→ **WHAT YOU WILL DO**:
Reproduce the records below with "component" substituted for every occurrence of "casting". Leave everything else unchanged.

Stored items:
◇ ◇ ◇ ◇

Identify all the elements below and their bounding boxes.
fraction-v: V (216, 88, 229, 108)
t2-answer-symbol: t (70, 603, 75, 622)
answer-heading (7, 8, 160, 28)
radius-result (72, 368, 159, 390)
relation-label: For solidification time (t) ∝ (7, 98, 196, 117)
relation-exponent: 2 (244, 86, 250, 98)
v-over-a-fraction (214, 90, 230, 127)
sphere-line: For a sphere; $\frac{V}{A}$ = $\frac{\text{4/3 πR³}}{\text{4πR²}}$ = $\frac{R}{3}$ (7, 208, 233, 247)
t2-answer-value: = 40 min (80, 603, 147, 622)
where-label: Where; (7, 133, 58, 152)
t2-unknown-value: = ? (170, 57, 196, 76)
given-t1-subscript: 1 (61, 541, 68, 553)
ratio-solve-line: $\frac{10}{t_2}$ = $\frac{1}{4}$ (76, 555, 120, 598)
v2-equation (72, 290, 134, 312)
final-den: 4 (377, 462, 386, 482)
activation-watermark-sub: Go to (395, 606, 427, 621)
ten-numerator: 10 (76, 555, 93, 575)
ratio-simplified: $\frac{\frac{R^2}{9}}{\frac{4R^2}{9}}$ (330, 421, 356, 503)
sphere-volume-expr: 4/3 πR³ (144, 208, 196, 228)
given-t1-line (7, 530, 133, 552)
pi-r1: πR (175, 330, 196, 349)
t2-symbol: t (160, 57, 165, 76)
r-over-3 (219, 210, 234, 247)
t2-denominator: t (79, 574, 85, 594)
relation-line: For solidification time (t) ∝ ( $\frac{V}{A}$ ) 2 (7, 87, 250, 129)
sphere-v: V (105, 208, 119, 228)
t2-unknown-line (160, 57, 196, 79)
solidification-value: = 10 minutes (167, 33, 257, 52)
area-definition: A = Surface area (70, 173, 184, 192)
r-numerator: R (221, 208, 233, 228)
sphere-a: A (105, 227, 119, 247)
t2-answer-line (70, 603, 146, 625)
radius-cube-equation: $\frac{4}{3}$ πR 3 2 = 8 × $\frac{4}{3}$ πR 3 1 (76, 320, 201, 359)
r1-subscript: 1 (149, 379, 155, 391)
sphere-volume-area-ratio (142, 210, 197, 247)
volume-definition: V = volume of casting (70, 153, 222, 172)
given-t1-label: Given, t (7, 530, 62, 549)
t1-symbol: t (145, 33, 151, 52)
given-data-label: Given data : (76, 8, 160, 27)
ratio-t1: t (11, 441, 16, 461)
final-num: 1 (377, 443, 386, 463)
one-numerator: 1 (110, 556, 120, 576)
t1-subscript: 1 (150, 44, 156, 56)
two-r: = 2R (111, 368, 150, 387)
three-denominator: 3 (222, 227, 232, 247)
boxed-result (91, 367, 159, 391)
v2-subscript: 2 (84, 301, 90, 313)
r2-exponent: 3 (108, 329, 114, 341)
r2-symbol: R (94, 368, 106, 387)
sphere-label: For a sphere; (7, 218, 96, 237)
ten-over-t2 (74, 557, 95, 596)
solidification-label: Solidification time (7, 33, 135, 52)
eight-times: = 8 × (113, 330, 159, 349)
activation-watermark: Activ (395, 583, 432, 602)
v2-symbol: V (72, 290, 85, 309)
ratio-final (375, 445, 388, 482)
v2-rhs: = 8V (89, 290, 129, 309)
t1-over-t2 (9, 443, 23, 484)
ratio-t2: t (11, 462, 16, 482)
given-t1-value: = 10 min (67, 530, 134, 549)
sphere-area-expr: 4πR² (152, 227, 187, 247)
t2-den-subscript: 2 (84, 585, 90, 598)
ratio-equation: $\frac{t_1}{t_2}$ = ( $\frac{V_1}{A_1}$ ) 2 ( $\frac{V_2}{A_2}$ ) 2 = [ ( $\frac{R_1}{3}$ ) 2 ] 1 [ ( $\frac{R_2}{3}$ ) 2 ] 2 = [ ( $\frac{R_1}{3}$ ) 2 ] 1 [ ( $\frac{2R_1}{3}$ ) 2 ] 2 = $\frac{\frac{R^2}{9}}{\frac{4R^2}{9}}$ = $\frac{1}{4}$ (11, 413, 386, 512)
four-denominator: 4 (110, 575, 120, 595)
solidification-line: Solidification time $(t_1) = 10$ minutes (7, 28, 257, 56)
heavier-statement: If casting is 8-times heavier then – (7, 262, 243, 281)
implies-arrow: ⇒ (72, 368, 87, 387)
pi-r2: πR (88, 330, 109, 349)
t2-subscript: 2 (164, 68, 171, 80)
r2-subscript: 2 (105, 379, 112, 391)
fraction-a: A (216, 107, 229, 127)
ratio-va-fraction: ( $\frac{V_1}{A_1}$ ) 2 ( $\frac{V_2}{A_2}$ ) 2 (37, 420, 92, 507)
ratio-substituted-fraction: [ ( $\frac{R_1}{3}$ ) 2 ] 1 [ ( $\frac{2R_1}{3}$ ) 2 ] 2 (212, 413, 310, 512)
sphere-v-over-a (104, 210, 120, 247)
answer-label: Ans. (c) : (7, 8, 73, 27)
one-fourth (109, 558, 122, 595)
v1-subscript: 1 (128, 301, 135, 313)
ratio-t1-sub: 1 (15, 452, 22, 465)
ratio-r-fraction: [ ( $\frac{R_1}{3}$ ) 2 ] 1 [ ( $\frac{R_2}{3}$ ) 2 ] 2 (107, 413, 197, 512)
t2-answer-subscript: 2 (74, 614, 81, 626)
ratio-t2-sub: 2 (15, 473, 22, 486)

◇ ◇ ◇ ◇

→ **WRITTEN RESPONSE**:
Identify all the elements below and their bounding boxes.
fraction-v: V (216, 88, 229, 108)
t2-answer-symbol: t (70, 603, 75, 622)
answer-heading (7, 8, 160, 28)
radius-result (72, 368, 159, 390)
relation-label: For solidification time (t) ∝ (7, 98, 196, 117)
relation-exponent: 2 (244, 86, 250, 98)
v-over-a-fraction (214, 90, 230, 127)
sphere-line: For a sphere; $\frac{V}{A}$ = $\frac{\text{4/3 πR³}}{\text{4πR²}}$ = $\frac{R}{3}$ (7, 208, 233, 247)
t2-answer-value: = 40 min (80, 603, 147, 622)
where-label: Where; (7, 133, 58, 152)
t2-unknown-value: = ? (170, 57, 196, 76)
given-t1-subscript: 1 (61, 541, 68, 553)
ratio-solve-line: $\frac{10}{t_2}$ = $\frac{1}{4}$ (76, 555, 120, 598)
v2-equation (72, 290, 134, 312)
final-den: 4 (377, 462, 386, 482)
activation-watermark-sub: Go to (395, 606, 427, 621)
ten-numerator: 10 (76, 555, 93, 575)
ratio-simplified: $\frac{\frac{R^2}{9}}{\frac{4R^2}{9}}$ (330, 421, 356, 503)
sphere-volume-expr: 4/3 πR³ (144, 208, 196, 228)
given-t1-line (7, 530, 133, 552)
pi-r1: πR (175, 330, 196, 349)
t2-symbol: t (160, 57, 165, 76)
r-over-3 (219, 210, 234, 247)
t2-denominator: t (79, 574, 85, 594)
relation-line: For solidification time (t) ∝ ( $\frac{V}{A}$ ) 2 (7, 87, 250, 129)
sphere-v: V (105, 208, 119, 228)
t2-unknown-line (160, 57, 196, 79)
solidification-value: = 10 minutes (167, 33, 257, 52)
area-definition: A = Surface area (70, 173, 184, 192)
r-numerator: R (221, 208, 233, 228)
sphere-a: A (105, 227, 119, 247)
t2-answer-line (70, 603, 146, 625)
radius-cube-equation: $\frac{4}{3}$ πR 3 2 = 8 × $\frac{4}{3}$ πR 3 1 (76, 320, 201, 359)
r1-subscript: 1 (149, 379, 155, 391)
sphere-volume-area-ratio (142, 210, 197, 247)
volume-definition: V = volume of component (70, 153, 222, 172)
given-t1-label: Given, t (7, 530, 62, 549)
t1-symbol: t (145, 33, 151, 52)
given-data-label: Given data : (76, 8, 160, 27)
ratio-t1: t (11, 441, 16, 461)
final-num: 1 (377, 443, 386, 463)
one-numerator: 1 (110, 556, 120, 576)
t1-subscript: 1 (150, 44, 156, 56)
two-r: = 2R (111, 368, 150, 387)
three-denominator: 3 (222, 227, 232, 247)
boxed-result (91, 367, 159, 391)
v2-subscript: 2 (84, 301, 90, 313)
r2-exponent: 3 (108, 329, 114, 341)
r2-symbol: R (94, 368, 106, 387)
sphere-label: For a sphere; (7, 218, 96, 237)
ten-over-t2 (74, 557, 95, 596)
solidification-label: Solidification time (7, 33, 135, 52)
eight-times: = 8 × (113, 330, 159, 349)
activation-watermark: Activ (395, 583, 432, 602)
v2-symbol: V (72, 290, 85, 309)
ratio-final (375, 445, 388, 482)
v2-rhs: = 8V (89, 290, 129, 309)
t1-over-t2 (9, 443, 23, 484)
ratio-t2: t (11, 462, 16, 482)
given-t1-value: = 10 min (67, 530, 134, 549)
sphere-area-expr: 4πR² (152, 227, 187, 247)
t2-den-subscript: 2 (84, 585, 90, 598)
ratio-equation: $\frac{t_1}{t_2}$ = ( $\frac{V_1}{A_1}$ ) 2 ( $\frac{V_2}{A_2}$ ) 2 = [ ( $\frac{R_1}{3}$ ) 2 ] 1 [ ( $\frac{R_2}{3}$ ) 2 ] 2 = [ ( $\frac{R_1}{3}$ ) 2 ] 1 [ ( $\frac{2R_1}{3}$ ) 2 ] 2 = $\frac{\frac{R^2}{9}}{\frac{4R^2}{9}}$ = $\frac{1}{4}$ (11, 413, 386, 512)
four-denominator: 4 (110, 575, 120, 595)
solidification-line: Solidification time $(t_1) = 10$ minutes (7, 28, 257, 56)
heavier-statement: If component is 8-times heavier then – (7, 262, 243, 281)
implies-arrow: ⇒ (72, 368, 87, 387)
pi-r2: πR (88, 330, 109, 349)
t2-subscript: 2 (164, 68, 171, 80)
r2-subscript: 2 (105, 379, 112, 391)
fraction-a: A (216, 107, 229, 127)
ratio-va-fraction: ( $\frac{V_1}{A_1}$ ) 2 ( $\frac{V_2}{A_2}$ ) 2 (37, 420, 92, 507)
ratio-substituted-fraction: [ ( $\frac{R_1}{3}$ ) 2 ] 1 [ ( $\frac{2R_1}{3}$ ) 2 ] 2 (212, 413, 310, 512)
sphere-v-over-a (104, 210, 120, 247)
answer-label: Ans. (c) : (7, 8, 73, 27)
one-fourth (109, 558, 122, 595)
v1-subscript: 1 (128, 301, 135, 313)
ratio-t1-sub: 1 (15, 452, 22, 465)
ratio-r-fraction: [ ( $\frac{R_1}{3}$ ) 2 ] 1 [ ( $\frac{R_2}{3}$ ) 2 ] 2 (107, 413, 197, 512)
t2-answer-subscript: 2 (74, 614, 81, 626)
ratio-t2-sub: 2 (15, 473, 22, 486)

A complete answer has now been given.